"""

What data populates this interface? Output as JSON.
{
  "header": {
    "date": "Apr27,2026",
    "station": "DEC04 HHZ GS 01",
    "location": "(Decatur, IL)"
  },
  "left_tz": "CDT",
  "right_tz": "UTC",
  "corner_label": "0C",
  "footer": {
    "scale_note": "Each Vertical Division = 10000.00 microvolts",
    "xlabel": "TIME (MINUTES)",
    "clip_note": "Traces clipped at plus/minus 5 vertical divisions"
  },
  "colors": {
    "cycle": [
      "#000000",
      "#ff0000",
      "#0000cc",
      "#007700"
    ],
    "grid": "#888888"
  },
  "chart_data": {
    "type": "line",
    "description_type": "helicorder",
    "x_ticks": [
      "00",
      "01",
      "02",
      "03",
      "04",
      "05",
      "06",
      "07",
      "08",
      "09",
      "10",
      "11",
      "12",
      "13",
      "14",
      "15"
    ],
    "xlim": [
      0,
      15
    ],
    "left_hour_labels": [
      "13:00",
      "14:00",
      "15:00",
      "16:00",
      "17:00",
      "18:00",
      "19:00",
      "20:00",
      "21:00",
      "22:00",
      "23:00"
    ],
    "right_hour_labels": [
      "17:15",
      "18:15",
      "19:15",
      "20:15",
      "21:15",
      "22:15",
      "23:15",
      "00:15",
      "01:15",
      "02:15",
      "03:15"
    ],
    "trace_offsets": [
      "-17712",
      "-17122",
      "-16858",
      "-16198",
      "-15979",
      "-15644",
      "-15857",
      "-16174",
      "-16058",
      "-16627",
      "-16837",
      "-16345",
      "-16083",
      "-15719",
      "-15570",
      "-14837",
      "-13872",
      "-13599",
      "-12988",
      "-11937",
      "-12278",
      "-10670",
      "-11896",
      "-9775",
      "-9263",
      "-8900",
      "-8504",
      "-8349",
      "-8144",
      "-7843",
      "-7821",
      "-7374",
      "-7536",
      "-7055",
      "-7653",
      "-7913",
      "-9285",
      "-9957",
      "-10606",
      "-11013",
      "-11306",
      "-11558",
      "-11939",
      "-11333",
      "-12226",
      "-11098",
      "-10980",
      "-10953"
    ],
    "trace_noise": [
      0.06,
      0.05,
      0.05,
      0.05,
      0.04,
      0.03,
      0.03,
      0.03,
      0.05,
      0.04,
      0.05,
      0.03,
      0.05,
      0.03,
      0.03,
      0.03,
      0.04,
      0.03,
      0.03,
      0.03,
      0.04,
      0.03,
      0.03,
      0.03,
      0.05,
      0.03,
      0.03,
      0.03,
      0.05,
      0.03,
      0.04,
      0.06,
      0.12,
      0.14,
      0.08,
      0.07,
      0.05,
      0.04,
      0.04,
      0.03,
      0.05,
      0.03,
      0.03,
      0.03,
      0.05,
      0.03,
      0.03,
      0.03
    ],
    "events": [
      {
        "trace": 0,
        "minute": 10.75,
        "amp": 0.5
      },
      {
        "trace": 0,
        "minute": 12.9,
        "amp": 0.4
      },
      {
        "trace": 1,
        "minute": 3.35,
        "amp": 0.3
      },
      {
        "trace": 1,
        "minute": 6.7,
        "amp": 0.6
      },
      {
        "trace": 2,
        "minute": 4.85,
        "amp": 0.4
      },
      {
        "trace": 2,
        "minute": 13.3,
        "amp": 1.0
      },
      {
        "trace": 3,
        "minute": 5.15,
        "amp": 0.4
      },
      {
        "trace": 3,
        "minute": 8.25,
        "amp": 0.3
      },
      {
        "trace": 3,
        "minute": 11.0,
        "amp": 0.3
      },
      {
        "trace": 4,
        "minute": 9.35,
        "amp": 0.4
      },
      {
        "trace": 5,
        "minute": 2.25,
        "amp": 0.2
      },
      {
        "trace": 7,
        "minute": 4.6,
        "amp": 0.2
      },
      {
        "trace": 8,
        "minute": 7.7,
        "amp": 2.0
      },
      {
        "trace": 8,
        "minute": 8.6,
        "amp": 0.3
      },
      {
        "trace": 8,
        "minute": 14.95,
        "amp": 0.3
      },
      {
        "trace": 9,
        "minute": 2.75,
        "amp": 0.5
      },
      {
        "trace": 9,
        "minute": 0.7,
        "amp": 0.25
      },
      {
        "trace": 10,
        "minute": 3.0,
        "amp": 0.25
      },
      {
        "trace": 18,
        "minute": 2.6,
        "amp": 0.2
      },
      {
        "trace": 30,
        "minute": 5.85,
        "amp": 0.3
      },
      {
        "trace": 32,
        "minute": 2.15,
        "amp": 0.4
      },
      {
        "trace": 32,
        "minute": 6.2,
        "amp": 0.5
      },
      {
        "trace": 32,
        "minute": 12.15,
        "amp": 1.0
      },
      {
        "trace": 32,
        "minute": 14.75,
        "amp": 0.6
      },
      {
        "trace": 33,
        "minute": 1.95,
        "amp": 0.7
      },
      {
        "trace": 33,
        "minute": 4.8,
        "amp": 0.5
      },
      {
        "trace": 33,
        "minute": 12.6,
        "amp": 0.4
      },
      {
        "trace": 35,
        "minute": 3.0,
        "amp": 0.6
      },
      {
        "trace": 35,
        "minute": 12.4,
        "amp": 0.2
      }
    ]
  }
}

"""

# TASK OBJECTIVE:
Reproduce the records above exactly as they appear.

# SOLUTION BELOW:
What data populates this interface? Output as JSON.
{
  "header": {
    "date": "Apr27,2026",
    "station": "DEC04 HHZ GS 01",
    "location": "(Decatur, IL)"
  },
  "left_tz": "CDT",
  "right_tz": "UTC",
  "corner_label": "0C",
  "footer": {
    "scale_note": "Each Vertical Division = 10000.00 microvolts",
    "xlabel": "TIME (MINUTES)",
    "clip_note": "Traces clipped at plus/minus 5 vertical divisions"
  },
  "colors": {
    "cycle": [
      "#000000",
      "#ff0000",
      "#0000cc",
      "#007700"
    ],
    "grid": "#888888"
  },
  "chart_data": {
    "type": "line",
    "description_type": "helicorder",
    "x_ticks": [
      "00",
      "01",
      "02",
      "03",
      "04",
      "05",
      "06",
      "07",
      "08",
      "09",
      "10",
      "11",
      "12",
      "13",
      "14",
      "15"
    ],
    "xlim": [
      0,
      15
    ],
    "left_hour_labels": [
      "13:00",
      "14:00",
      "15:00",
      "16:00",
      "17:00",
      "18:00",
      "19:00",
      "20:00",
      "21:00",
      "22:00",
      "23:00"
    ],
    "right_hour_labels": [
      "17:15",
      "18:15",
      "19:15",
      "20:15",
      "21:15",
      "22:15",
      "23:15",
      "00:15",
      "01:15",
      "02:15",
      "03:15"
    ],
    "trace_offsets": [
      "-17712",
      "-17122",
      "-16858",
      "-16198",
      "-15979",
      "-15644",
      "-15857",
      "-16174",
      "-16058",
      "-16627",
      "-16837",
      "-16345",
      "-16083",
      "-15719",
      "-15570",
      "-14837",
      "-13872",
      "-13599",
      "-12988",
      "-11937",
      "-12278",
      "-10670",
      "-11896",
      "-9775",
      "-9263",
      "-8900",
      "-8504",
      "-8349",
      "-8144",
      "-7843",
      "-7821",
      "-7374",
      "-7536",
      "-7055",
      "-7653",
      "-7913",
      "-9285",
      "-9957",
      "-10606",
      "-11013",
      "-11306",
      "-11558",
      "-11939",
      "-11333",
      "-12226",
      "-11098",
      "-10980",
      "-10953"
    ],
    "trace_noise": [
      0.06,
      0.05,
      0.05,
      0.05,
      0.04,
      0.03,
      0.03,
      0.03,
      0.05,
      0.04,
      0.05,
      0.03,
      0.05,
      0.03,
      0.03,
      0.03,
      0.04,
      0.03,
      0.03,
      0.03,
      0.04,
      0.03,
      0.03,
      0.03,
      0.05,
      0.03,
      0.03,
      0.03,
      0.05,
      0.03,
      0.04,
      0.06,
      0.12,
      0.14,
      0.08,
      0.07,
      0.05,
      0.04,
      0.04,
      0.03,
      0.05,
      0.03,
      0.03,
      0.03,
      0.05,
      0.03,
      0.03,
      0.03
    ],
    "events": [
      {
        "trace": 0,
        "minute": 10.75,
        "amp": 0.5
      },
      {
        "trace": 0,
        "minute": 12.9,
        "amp": 0.4
      },
      {
        "trace": 1,
        "minute": 3.35,
        "amp": 0.3
      },
      {
        "trace": 1,
        "minute": 6.7,
        "amp": 0.6
      },
      {
        "trace": 2,
        "minute": 4.85,
        "amp": 0.4
      },
      {
        "trace": 2,
        "minute": 13.3,
        "amp": 1.0
      },
      {
        "trace": 3,
        "minute": 5.15,
        "amp": 0.4
      },
      {
        "trace": 3,
        "minute": 8.25,
        "amp": 0.3
      },
      {
        "trace": 3,
        "minute": 11.0,
        "amp": 0.3
      },
      {
        "trace": 4,
        "minute": 9.35,
        "amp": 0.4
      },
      {
        "trace": 5,
        "minute": 2.25,
        "amp": 0.2
      },
      {
        "trace": 7,
        "minute": 4.6,
        "amp": 0.2
      },
      {
        "trace": 8,
        "minute": 7.7,
        "amp": 2.0
      },
      {
        "trace": 8,
        "minute": 8.6,
        "amp": 0.3
      },
      {
        "trace": 8,
        "minute": 14.95,
        "amp": 0.3
      },
      {
        "trace": 9,
        "minute": 2.75,
        "amp": 0.5
      },
      {
        "trace": 9,
        "minute": 0.7,
        "amp": 0.25
      },
      {
        "trace": 10,
        "minute": 3.0,
        "amp": 0.25
      },
      {
        "trace": 18,
        "minute": 2.6,
        "amp": 0.2
      },
      {
        "trace": 30,
        "minute": 5.85,
        "amp": 0.3
      },
      {
        "trace": 32,
        "minute": 2.15,
        "amp": 0.4
      },
      {
        "trace": 32,
        "minute": 6.2,
        "amp": 0.5
      },
      {
        "trace": 32,
        "minute": 12.15,
        "amp": 1.0
      },
      {
        "trace": 32,
        "minute": 14.75,
        "amp": 0.6
      },
      {
        "trace": 33,
        "minute": 1.95,
        "amp": 0.7
      },
      {
        "trace": 33,
        "minute": 4.8,
        "amp": 0.5
      },
      {
        "trace": 33,
        "minute": 12.6,
        "amp": 0.4
      },
      {
        "trace": 35,
        "minute": 3.0,
        "amp": 0.6
      },
      {
        "trace": 35,
        "minute": 12.4,
        "amp": 0.2
      }
    ]
  }
}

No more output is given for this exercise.